Write out, word for word, the portion of the Top500 supercomputer article below that opens with the words containing "LAKE WALES, Fla." and closes with "to exascale computing.".

* **Passage given**
________________________________________
LAKE WALES, Fla. — The latest Top500 list of the world’s fastest supercomputers turns the spotlight on China, which overtook the United States in the total number of ranked systems and which scored the top two fastest installations on the list. Announcements from IBM, Intel, and Advanced Micro Devices, however, position the U.S. industry for a comeback. Rather than target systems that test well on the Top500’s distributed-memory version of the Linpack benchmarks (High Performance Linpack), the companies aim to render those measurements irrelevant on their way to beating China to exascale computing.

China captured not only first and second place in the ranking of the fastest installed systems, but also won the majority share of ranked installations and took the aggregate performance lead, according to the November 2017 Top500 list, which was the 50th one to be published since the ranking debuted in June 1993. According to the Top500 organization, “There is no system from the USA under the Top3.  #1 and #2 are installed in China … the USA decreased to a new record low of 143 [installed Top500-ranked systems] from 169 six months ago. The number of systems installed in China increased to a new record high of 202, compared to 160 on the last list. China now clearly shows a substantially larger number of installations than the USA. China now is also pulling ahead of the USA in the performance category, with China holding 35.4% of the overall installed performance, while the USA is second, with 29.6%.”
________________________________________
* **Records shown**
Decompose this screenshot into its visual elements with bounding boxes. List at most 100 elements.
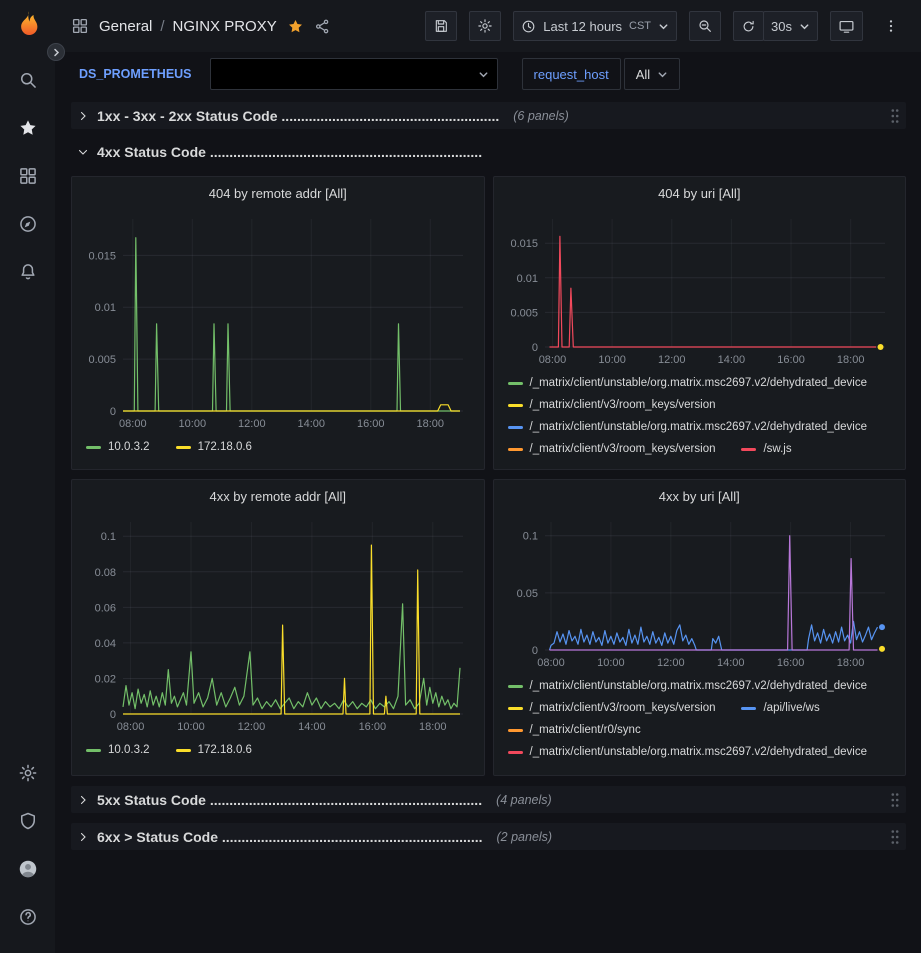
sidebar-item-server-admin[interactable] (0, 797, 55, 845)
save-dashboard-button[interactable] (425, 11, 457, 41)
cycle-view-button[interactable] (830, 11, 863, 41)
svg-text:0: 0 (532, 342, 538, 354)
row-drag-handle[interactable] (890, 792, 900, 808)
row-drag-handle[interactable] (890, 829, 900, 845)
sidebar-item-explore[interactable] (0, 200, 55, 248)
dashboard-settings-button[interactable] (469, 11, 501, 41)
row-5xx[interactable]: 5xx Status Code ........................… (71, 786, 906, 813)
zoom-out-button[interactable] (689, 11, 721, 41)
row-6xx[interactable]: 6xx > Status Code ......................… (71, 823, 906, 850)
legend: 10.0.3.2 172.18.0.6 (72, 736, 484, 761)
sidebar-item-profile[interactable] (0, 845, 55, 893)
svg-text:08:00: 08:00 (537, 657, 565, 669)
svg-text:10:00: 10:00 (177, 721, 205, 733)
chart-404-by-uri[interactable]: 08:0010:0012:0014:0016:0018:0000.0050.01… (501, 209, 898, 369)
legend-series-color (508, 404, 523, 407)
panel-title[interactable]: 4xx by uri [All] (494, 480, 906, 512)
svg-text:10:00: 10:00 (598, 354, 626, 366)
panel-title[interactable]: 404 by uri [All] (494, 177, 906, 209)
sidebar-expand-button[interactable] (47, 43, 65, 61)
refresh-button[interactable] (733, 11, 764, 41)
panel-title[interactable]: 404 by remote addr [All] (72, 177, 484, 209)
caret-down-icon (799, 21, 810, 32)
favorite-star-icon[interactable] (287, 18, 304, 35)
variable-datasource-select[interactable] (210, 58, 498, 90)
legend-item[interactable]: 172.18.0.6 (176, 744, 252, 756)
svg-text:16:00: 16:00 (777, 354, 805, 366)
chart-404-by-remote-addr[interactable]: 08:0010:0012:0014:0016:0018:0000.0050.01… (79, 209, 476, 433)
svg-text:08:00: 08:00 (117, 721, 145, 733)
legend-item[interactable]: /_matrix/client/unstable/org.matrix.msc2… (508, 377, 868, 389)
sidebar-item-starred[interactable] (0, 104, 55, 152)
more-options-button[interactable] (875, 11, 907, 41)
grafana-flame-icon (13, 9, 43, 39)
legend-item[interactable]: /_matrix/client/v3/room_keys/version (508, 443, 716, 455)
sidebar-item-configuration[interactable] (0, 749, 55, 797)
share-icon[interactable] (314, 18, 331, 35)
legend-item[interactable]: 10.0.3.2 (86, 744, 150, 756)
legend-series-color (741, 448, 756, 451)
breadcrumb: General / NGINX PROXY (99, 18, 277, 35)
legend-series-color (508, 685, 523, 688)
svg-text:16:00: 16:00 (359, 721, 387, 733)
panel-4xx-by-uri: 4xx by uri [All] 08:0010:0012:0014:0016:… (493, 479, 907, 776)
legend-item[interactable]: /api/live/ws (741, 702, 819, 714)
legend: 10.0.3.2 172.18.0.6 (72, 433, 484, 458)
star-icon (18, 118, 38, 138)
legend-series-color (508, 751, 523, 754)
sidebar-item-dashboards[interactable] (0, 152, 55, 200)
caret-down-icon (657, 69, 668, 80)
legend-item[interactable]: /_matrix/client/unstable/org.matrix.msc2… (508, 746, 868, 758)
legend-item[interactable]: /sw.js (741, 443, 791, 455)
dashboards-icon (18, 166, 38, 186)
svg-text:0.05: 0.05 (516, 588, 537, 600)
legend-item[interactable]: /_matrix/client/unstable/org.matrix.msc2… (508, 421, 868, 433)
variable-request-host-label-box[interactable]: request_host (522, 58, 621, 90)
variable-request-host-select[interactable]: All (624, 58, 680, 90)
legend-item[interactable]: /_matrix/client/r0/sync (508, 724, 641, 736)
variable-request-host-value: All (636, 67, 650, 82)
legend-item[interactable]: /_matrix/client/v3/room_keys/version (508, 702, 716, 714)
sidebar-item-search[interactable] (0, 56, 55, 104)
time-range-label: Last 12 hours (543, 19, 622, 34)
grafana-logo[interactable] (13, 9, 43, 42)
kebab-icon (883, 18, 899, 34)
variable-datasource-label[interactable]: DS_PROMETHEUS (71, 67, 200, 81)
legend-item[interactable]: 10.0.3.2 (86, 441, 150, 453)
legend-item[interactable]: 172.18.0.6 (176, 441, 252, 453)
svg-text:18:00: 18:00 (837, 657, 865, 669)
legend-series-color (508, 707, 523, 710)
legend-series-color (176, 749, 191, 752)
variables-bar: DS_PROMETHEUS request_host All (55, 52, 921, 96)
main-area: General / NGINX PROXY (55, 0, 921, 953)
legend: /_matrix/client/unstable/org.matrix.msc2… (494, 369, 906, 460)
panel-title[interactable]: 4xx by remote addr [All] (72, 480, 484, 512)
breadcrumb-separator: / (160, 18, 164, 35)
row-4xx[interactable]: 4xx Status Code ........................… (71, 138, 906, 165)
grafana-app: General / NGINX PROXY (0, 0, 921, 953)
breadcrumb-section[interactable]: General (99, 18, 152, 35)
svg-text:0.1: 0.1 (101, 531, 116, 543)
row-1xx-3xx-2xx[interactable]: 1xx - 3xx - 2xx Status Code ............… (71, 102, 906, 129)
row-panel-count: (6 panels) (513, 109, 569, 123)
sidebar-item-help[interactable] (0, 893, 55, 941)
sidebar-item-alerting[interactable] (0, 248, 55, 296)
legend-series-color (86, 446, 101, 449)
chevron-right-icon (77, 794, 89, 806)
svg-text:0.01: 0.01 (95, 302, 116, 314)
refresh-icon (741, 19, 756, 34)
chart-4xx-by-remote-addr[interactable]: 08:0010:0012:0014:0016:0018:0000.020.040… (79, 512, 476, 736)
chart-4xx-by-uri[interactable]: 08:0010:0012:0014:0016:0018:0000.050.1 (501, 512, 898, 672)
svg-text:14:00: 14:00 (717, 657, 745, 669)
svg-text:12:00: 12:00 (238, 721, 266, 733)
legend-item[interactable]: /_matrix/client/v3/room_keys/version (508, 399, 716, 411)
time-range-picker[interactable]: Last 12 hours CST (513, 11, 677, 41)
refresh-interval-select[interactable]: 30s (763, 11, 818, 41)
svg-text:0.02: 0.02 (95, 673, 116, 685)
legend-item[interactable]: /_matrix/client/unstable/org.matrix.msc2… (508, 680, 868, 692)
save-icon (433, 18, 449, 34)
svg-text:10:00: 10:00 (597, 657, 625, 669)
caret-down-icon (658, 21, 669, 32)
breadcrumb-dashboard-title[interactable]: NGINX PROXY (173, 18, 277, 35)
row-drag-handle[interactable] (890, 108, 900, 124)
________________________________________
* **Full solution**
LAKE WALES, Fla. — The latest Top500 list of the world’s fastest supercomputers turns the spotlight on China, which overtook the United States in the total number of ranked systems and which scored the top two fastest installations on the list. Announcements from IBM, Intel, and Advanced Micro Devices, however, position the U.S. industry for a comeback. Rather than target systems that test well on the Top500’s distributed-memory version of the Linpack benchmarks (High Performance Linpack), the companies aim to render those measurements irrelevant on their way to beating China to exascale computing.